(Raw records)
========

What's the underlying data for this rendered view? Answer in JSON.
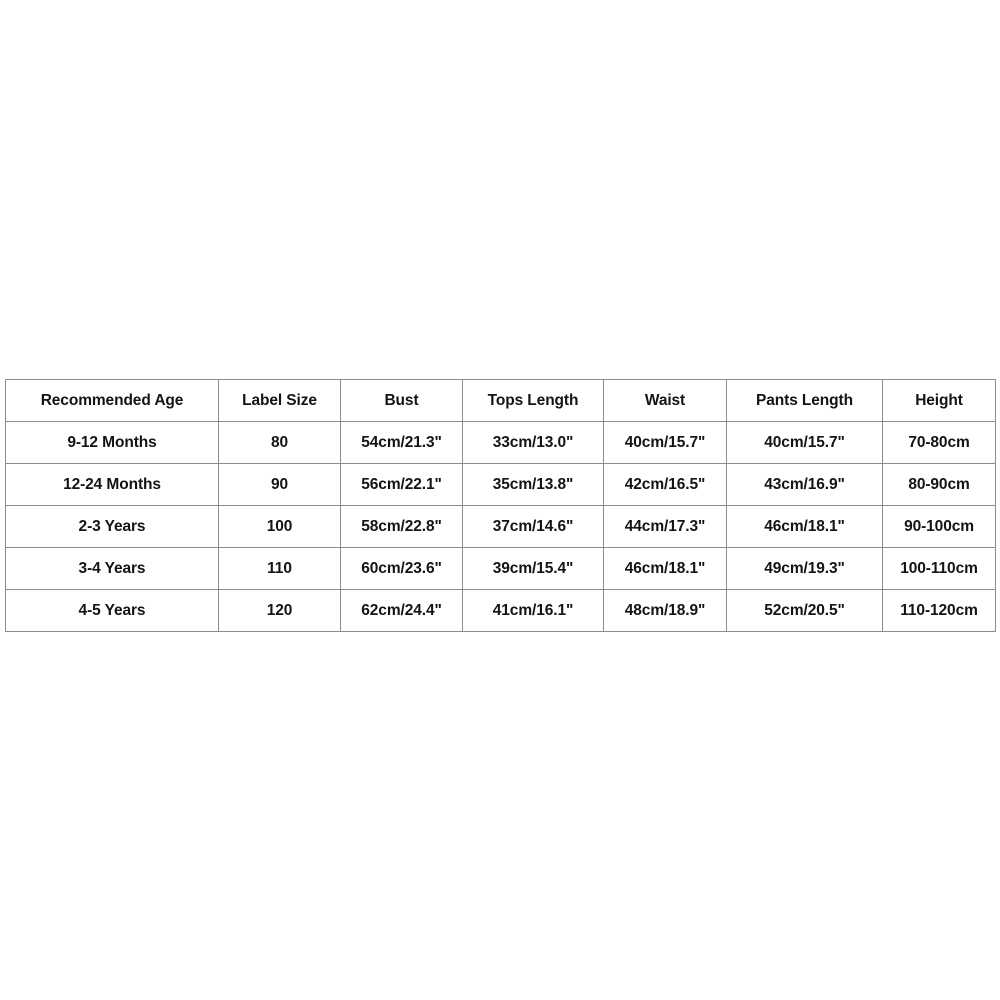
{
  "table": {
    "headers": [
      "Recommended Age",
      "Label Size",
      "Bust",
      "Tops Length",
      "Waist",
      "Pants Length",
      "Height"
    ],
    "rows": [
      {
        "recommended_age": "9-12 Months",
        "label_size": "80",
        "bust": "54cm/21.3\"",
        "tops_length": "33cm/13.0\"",
        "waist": "40cm/15.7\"",
        "pants_length": "40cm/15.7\"",
        "height": "70-80cm"
      },
      {
        "recommended_age": "12-24 Months",
        "label_size": "90",
        "bust": "56cm/22.1\"",
        "tops_length": "35cm/13.8\"",
        "waist": "42cm/16.5\"",
        "pants_length": "43cm/16.9\"",
        "height": "80-90cm"
      },
      {
        "recommended_age": "2-3 Years",
        "label_size": "100",
        "bust": "58cm/22.8\"",
        "tops_length": "37cm/14.6\"",
        "waist": "44cm/17.3\"",
        "pants_length": "46cm/18.1\"",
        "height": "90-100cm"
      },
      {
        "recommended_age": "3-4 Years",
        "label_size": "110",
        "bust": "60cm/23.6\"",
        "tops_length": "39cm/15.4\"",
        "waist": "46cm/18.1\"",
        "pants_length": "49cm/19.3\"",
        "height": "100-110cm"
      },
      {
        "recommended_age": "4-5 Years",
        "label_size": "120",
        "bust": "62cm/24.4\"",
        "tops_length": "41cm/16.1\"",
        "waist": "48cm/18.9\"",
        "pants_length": "52cm/20.5\"",
        "height": "110-120cm"
      }
    ]
  },
  "colors": {
    "background": "#ffffff",
    "border": "#8c8c8c",
    "text": "#141414"
  }
}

========

**REQUIRED TASK**
Print each entry shown above with exact wording and no pictures.

**OUTPUT**
What's the underlying data for this rendered view? Answer in JSON.
{
  "table": {
    "headers": [
      "Recommended Age",
      "Label Size",
      "Bust",
      "Tops Length",
      "Waist",
      "Pants Length",
      "Height"
    ],
    "rows": [
      {
        "recommended_age": "9-12 Months",
        "label_size": "80",
        "bust": "54cm/21.3\"",
        "tops_length": "33cm/13.0\"",
        "waist": "40cm/15.7\"",
        "pants_length": "40cm/15.7\"",
        "height": "70-80cm"
      },
      {
        "recommended_age": "12-24 Months",
        "label_size": "90",
        "bust": "56cm/22.1\"",
        "tops_length": "35cm/13.8\"",
        "waist": "42cm/16.5\"",
        "pants_length": "43cm/16.9\"",
        "height": "80-90cm"
      },
      {
        "recommended_age": "2-3 Years",
        "label_size": "100",
        "bust": "58cm/22.8\"",
        "tops_length": "37cm/14.6\"",
        "waist": "44cm/17.3\"",
        "pants_length": "46cm/18.1\"",
        "height": "90-100cm"
      },
      {
        "recommended_age": "3-4 Years",
        "label_size": "110",
        "bust": "60cm/23.6\"",
        "tops_length": "39cm/15.4\"",
        "waist": "46cm/18.1\"",
        "pants_length": "49cm/19.3\"",
        "height": "100-110cm"
      },
      {
        "recommended_age": "4-5 Years",
        "label_size": "120",
        "bust": "62cm/24.4\"",
        "tops_length": "41cm/16.1\"",
        "waist": "48cm/18.9\"",
        "pants_length": "52cm/20.5\"",
        "height": "110-120cm"
      }
    ]
  },
  "colors": {
    "background": "#ffffff",
    "border": "#8c8c8c",
    "text": "#141414"
  }
}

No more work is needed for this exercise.